A run of records:

==================================================

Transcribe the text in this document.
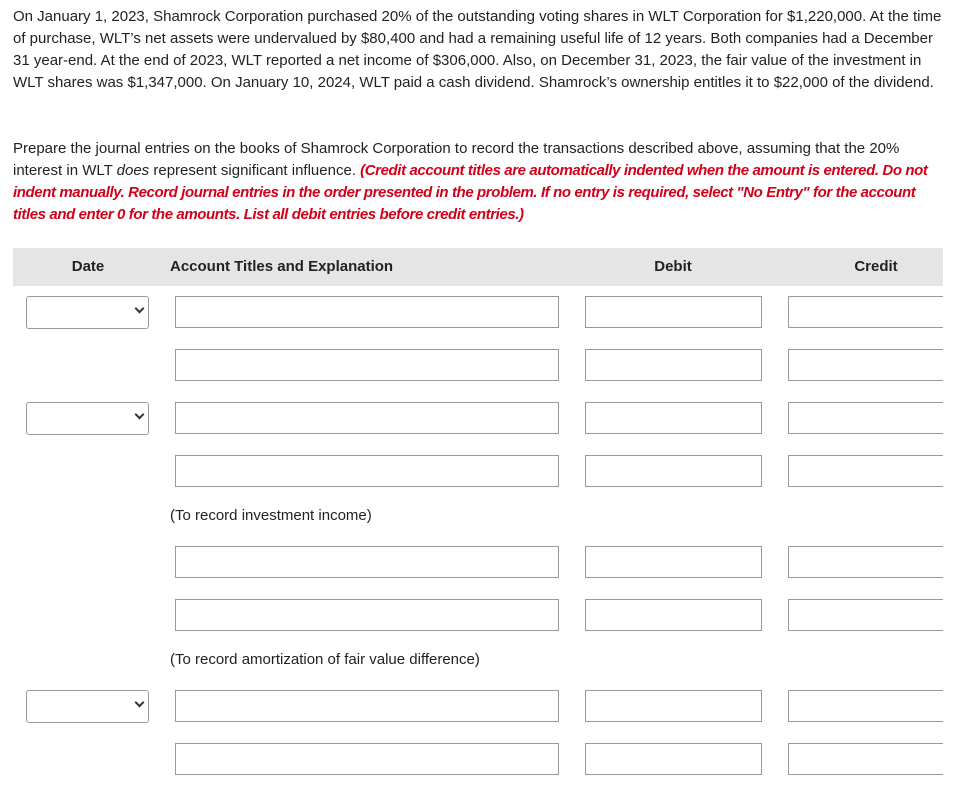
On January 1, 2023, Shamrock Corporation purchased 20% of the outstanding voting shares in WLT Corporation for $1,220,000. At the time of purchase, WLT’s net assets were undervalued by $80,400 and had a remaining useful life of 12 years. Both companies had a December 31 year-end. At the end of 2023, WLT reported a net income of $306,000. Also, on December 31, 2023, the fair value of the investment in WLT shares was $1,347,000. On January 10, 2024, WLT paid a cash dividend. Shamrock’s ownership entitles it to $22,000 of the dividend.

Prepare the journal entries on the books of Shamrock Corporation to record the transactions described above, assuming that the 20% interest in WLT does represent significant influence. (Credit account titles are automatically indented when the amount is entered. Do not indent manually. Record journal entries in the order presented in the problem. If no entry is required, select "No Entry" for the account titles and enter 0 for the amounts. List all debit entries before credit entries.)

Date	Account Titles and Explanation	Debit	Credit
(To record investment income)
(To record amortization of fair value difference)
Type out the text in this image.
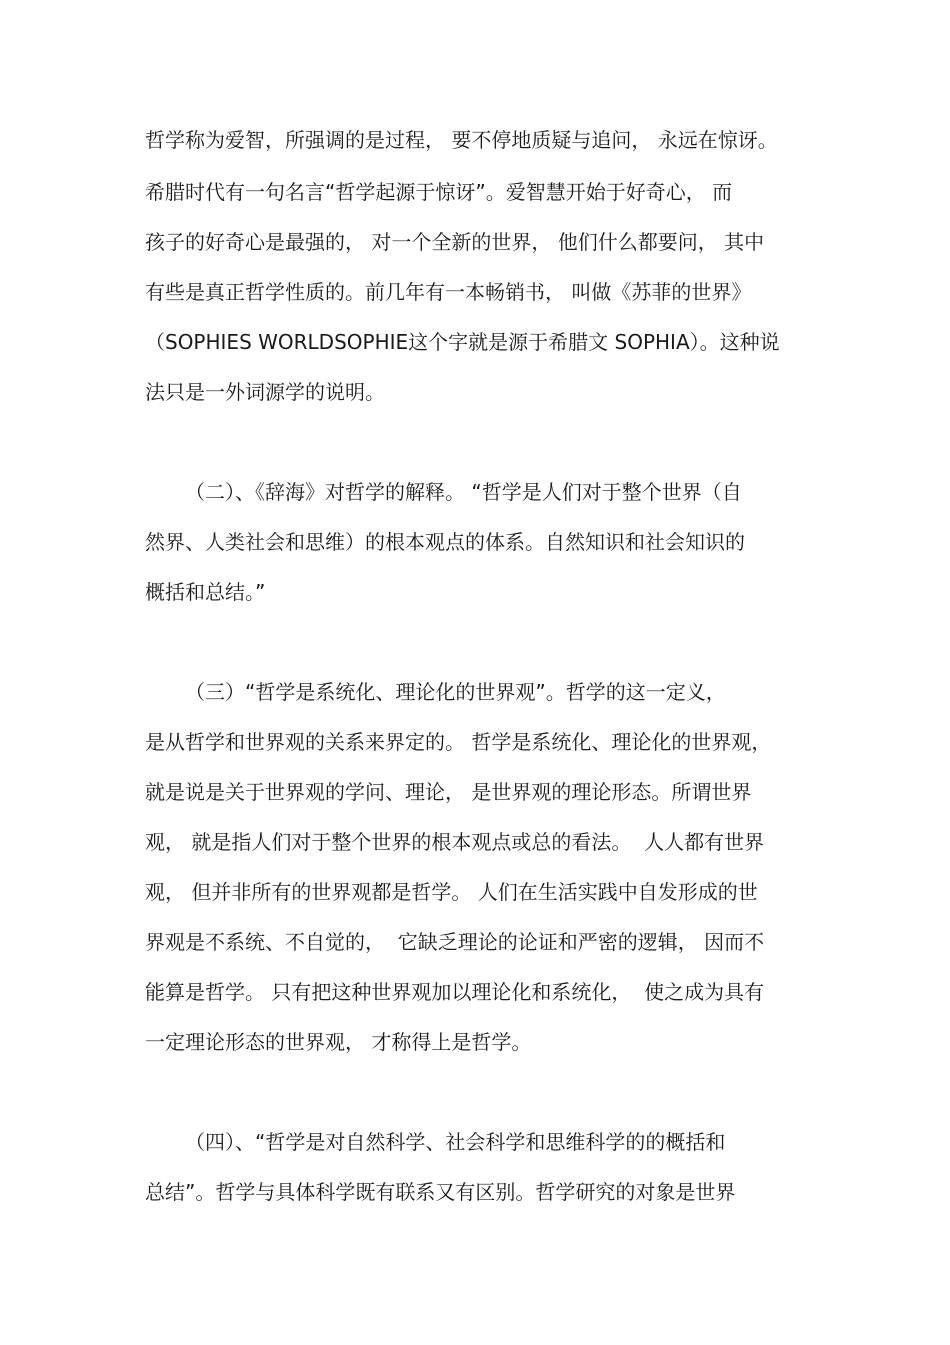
哲学称为爱智，所强调的是过程， 要不停地质疑与追问， 永远在惊讶。
希腊时代有一句名言“哲学起源于惊讶”。爱智慧开始于好奇心， 而
孩子的好奇心是最强的， 对一个全新的世界， 他们什么都要问， 其中
有些是真正哲学性质的。前几年有一本畅销书， 叫做《苏菲的世界》
（SOPHIES WORLDSOPHIE这个字就是源于希腊文 SOPHIA）。这种说
法只是一外词源学的说明。
（二）、《辞海》对哲学的解释。 “哲学是人们对于整个世界（自
然界、人类社会和思维）的根本观点的体系。自然知识和社会知识的
概括和总结。”
（三）“哲学是系统化、理论化的世界观”。哲学的这一定义，
是从哲学和世界观的关系来界定的。 哲学是系统化、理论化的世界观，
就是说是关于世界观的学问、理论， 是世界观的理论形态。所谓世界
观， 就是指人们对于整个世界的根本观点或总的看法。  人人都有世界
观， 但并非所有的世界观都是哲学。 人们在生活实践中自发形成的世
界观是不系统、不自觉的，  它缺乏理论的论证和严密的逻辑， 因而不
能算是哲学。 只有把这种世界观加以理论化和系统化，  使之成为具有
一定理论形态的世界观， 才称得上是哲学。
（四）、“哲学是对自然科学、社会科学和思维科学的的概括和
总结”。哲学与具体科学既有联系又有区别。哲学研究的对象是世界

==================================================

**Your task**
Restate each of the entries above word for word and skip every image.

**Answer to the problem**
Transcribe the text in this document.
On January 1, 2023, Shamrock Corporation purchased 20% of the outstanding voting shares in WLT Corporation for $1,220,000. At the time of purchase, WLT’s net assets were undervalued by $80,400 and had a remaining useful life of 12 years. Both companies had a December 31 year-end. At the end of 2023, WLT reported a net income of $306,000. Also, on December 31, 2023, the fair value of the investment in WLT shares was $1,347,000. On January 10, 2024, WLT paid a cash dividend. Shamrock’s ownership entitles it to $22,000 of the dividend.

Prepare the journal entries on the books of Shamrock Corporation to record the transactions described above, assuming that the 20% interest in WLT does represent significant influence. (Credit account titles are automatically indented when the amount is entered. Do not indent manually. Record journal entries in the order presented in the problem. If no entry is required, select "No Entry" for the account titles and enter 0 for the amounts. List all debit entries before credit entries.)

Date	Account Titles and Explanation	Debit	Credit
(To record investment income)
(To record amortization of fair value difference)
Type out the text in this image.
哲学称为爱智，所强调的是过程， 要不停地质疑与追问， 永远在惊讶。
希腊时代有一句名言“哲学起源于惊讶”。爱智慧开始于好奇心， 而
孩子的好奇心是最强的， 对一个全新的世界， 他们什么都要问， 其中
有些是真正哲学性质的。前几年有一本畅销书， 叫做《苏菲的世界》
（SOPHIES WORLDSOPHIE这个字就是源于希腊文 SOPHIA）。这种说
法只是一外词源学的说明。
（二）、《辞海》对哲学的解释。 “哲学是人们对于整个世界（自
然界、人类社会和思维）的根本观点的体系。自然知识和社会知识的
概括和总结。”
（三）“哲学是系统化、理论化的世界观”。哲学的这一定义，
是从哲学和世界观的关系来界定的。 哲学是系统化、理论化的世界观，
就是说是关于世界观的学问、理论， 是世界观的理论形态。所谓世界
观， 就是指人们对于整个世界的根本观点或总的看法。  人人都有世界
观， 但并非所有的世界观都是哲学。 人们在生活实践中自发形成的世
界观是不系统、不自觉的，  它缺乏理论的论证和严密的逻辑， 因而不
能算是哲学。 只有把这种世界观加以理论化和系统化，  使之成为具有
一定理论形态的世界观， 才称得上是哲学。
（四）、“哲学是对自然科学、社会科学和思维科学的的概括和
总结”。哲学与具体科学既有联系又有区别。哲学研究的对象是世界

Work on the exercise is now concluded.